[Your task]: Identify the lines that contain the string "Units" and copy all of them.

[Exercise input]:
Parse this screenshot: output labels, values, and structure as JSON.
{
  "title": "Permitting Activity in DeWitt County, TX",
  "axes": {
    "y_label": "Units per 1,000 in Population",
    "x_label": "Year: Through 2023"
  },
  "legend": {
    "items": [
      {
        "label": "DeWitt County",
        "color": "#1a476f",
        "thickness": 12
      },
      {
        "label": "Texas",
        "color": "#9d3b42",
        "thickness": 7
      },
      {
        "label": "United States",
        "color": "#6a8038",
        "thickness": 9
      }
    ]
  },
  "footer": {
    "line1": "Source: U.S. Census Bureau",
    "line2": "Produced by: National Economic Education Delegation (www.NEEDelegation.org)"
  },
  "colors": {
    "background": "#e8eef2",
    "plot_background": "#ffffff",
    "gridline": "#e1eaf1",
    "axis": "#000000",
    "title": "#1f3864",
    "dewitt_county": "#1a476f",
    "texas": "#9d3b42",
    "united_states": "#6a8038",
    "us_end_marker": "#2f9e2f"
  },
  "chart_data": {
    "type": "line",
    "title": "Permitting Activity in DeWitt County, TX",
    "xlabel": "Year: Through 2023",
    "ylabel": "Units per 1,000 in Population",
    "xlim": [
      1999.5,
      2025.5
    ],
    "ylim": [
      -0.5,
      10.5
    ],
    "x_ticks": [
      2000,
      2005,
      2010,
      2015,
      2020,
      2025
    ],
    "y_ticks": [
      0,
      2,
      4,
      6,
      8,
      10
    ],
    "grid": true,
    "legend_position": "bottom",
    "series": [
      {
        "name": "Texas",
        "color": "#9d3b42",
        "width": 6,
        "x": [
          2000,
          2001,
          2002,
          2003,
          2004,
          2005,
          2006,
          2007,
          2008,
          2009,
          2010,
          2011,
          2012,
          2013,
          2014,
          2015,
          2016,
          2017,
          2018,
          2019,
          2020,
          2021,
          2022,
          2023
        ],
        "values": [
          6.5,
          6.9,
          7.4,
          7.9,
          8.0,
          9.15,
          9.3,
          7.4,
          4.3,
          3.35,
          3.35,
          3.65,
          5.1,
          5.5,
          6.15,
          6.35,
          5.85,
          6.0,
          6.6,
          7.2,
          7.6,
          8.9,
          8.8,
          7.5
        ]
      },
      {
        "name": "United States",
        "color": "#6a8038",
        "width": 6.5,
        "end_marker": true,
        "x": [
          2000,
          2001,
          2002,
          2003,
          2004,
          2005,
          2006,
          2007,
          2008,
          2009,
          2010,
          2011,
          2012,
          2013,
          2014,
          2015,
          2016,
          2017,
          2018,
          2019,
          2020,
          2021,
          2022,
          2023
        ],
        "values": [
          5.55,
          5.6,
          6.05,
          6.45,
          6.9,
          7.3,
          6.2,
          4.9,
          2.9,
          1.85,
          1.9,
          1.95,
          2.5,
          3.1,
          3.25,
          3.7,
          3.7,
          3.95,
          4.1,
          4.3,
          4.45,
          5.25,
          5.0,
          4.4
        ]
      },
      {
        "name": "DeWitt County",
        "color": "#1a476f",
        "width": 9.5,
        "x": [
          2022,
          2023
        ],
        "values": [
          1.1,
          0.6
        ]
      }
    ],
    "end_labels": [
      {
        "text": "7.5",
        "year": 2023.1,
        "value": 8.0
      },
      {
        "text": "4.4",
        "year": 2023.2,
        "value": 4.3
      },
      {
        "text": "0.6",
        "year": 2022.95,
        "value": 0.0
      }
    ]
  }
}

[Exercise answer]:
    "y_label": "Units per 1,000 in Population",
    "ylabel": "Units per 1,000 in Population",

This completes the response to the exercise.